■ GOAL 1
According to the statute quoted in the court opinion excerpt, within what period must the injury occur for an employee hired in Texas to recover compensation?
====== SELECTED TEXT ======
Appellant by its 1st and 2nd points contends to the effect that (1) “The undisputed evidence established”, and (2) “The evidence failed to establish” as a matter of law, that at the time of his injury, plaintiff was covered under the extra-territorial provisions of the Workmen’s Compensation Act of the State of Texas. By its 3rd point appellant contends that the evidence was insufficient to establish that plaintiff at the time of his injury was covered under the extra-territorial provisions of such Act. By its 4th point appellant contends that the trial court erred in failing to submit issues to the jury inquiring if plaintiff was hired in the State of Texas to perform work in the State of Texas and temporarily sent out of the State. By its 5th point appellant contends that the trial court erred in failing to submit issues to the jury inquiring if the work in which plaintiff was engaged at the time of his injury in Louisiana was work which he had been hired to do in the State of Texas prior to having been sent out of the State.

Art. 8306, Sec. 19, V.A.C.S., reads in part as follows:

“If an employee, who has been hired in this State, sustain injury in the course of his employment he shall be entitled to compensation according to the Law of this State even though such injury was received outside of the State, * * *.
“Providing that such injury shall have occurred within one year from the date such injured employee leaves this State; and provided, further, that no recovery can be had by the injured employee hereunder in the event he has elected to pursue his remedy and recovers in the state where such injury occurred.”
====== EXERCISE DATA ======
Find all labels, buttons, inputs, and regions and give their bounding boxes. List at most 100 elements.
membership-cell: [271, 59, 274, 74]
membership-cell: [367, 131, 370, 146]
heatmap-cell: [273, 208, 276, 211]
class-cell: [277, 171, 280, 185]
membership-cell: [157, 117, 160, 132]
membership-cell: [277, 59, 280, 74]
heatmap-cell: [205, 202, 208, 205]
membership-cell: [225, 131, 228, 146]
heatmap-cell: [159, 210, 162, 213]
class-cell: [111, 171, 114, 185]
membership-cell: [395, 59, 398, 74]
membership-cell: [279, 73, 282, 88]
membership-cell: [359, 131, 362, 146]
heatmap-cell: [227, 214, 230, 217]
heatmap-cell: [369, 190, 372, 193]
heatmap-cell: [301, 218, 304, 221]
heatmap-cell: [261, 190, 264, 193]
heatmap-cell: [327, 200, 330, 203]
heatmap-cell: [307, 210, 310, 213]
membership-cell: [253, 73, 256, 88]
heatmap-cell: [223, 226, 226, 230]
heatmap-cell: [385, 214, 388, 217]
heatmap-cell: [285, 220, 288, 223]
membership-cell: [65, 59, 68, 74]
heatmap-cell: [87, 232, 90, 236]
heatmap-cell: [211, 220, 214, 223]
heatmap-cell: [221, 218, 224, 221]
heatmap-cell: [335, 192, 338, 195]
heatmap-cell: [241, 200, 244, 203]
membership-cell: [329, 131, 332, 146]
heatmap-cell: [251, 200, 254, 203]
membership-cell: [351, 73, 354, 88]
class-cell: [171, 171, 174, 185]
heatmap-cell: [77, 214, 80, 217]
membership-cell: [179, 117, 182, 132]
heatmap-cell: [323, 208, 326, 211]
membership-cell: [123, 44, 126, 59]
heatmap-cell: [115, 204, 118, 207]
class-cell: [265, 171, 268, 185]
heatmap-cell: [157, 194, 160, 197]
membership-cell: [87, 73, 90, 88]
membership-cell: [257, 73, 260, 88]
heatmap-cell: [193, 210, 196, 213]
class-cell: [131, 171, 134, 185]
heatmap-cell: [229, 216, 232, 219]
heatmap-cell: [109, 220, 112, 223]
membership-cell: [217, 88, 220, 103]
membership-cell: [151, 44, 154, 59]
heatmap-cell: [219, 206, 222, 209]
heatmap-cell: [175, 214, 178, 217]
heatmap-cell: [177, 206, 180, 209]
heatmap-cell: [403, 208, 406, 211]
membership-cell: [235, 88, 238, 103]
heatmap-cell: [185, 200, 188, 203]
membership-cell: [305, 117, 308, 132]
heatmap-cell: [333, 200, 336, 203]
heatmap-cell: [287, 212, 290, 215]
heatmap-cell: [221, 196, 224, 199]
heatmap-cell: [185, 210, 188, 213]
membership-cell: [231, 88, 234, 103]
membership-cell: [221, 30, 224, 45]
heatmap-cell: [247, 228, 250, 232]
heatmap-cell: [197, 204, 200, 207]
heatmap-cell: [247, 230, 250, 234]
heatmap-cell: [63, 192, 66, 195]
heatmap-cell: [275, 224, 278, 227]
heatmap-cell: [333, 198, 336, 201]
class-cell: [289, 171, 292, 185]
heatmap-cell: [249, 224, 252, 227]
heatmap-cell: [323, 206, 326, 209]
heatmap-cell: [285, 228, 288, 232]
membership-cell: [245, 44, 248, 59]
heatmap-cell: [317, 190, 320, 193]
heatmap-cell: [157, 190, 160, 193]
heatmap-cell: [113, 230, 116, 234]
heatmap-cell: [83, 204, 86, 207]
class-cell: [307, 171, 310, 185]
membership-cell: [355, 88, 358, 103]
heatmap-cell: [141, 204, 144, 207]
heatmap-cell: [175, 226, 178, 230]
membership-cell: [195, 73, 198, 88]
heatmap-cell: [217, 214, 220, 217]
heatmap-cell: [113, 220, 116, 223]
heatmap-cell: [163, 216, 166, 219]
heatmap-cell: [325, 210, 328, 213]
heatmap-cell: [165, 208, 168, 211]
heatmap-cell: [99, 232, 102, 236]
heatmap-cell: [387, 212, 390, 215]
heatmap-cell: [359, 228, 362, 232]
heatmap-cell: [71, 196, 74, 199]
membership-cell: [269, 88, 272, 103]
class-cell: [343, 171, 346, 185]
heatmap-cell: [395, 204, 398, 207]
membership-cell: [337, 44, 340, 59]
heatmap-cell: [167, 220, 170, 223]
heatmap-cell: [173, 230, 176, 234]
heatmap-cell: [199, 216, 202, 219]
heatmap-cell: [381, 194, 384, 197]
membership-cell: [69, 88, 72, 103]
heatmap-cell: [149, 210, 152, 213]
======
■ GOAL 2
Lay out the listing as a numbered list, starting at its first line and ending at the line that contains "heatmap-cell: [261, 190, 264, 193]", with both of those lines included and blank lines left out.

■ TASK RESPONSE 1
Within one year from the date the injured employee leaves the State.

■ TASK RESPONSE 2
1. Find all labels, buttons, inputs, and regions and give their bounding boxes. List at most 100 elements.
2. membership-cell: [271, 59, 274, 74]
3. membership-cell: [367, 131, 370, 146]
4. heatmap-cell: [273, 208, 276, 211]
5. class-cell: [277, 171, 280, 185]
6. membership-cell: [157, 117, 160, 132]
7. membership-cell: [277, 59, 280, 74]
8. heatmap-cell: [205, 202, 208, 205]
9. membership-cell: [225, 131, 228, 146]
10. heatmap-cell: [159, 210, 162, 213]
11. class-cell: [111, 171, 114, 185]
12. membership-cell: [395, 59, 398, 74]
13. membership-cell: [279, 73, 282, 88]
14. membership-cell: [359, 131, 362, 146]
15. heatmap-cell: [227, 214, 230, 217]
16. heatmap-cell: [369, 190, 372, 193]
17. heatmap-cell: [301, 218, 304, 221]
18. heatmap-cell: [261, 190, 264, 193]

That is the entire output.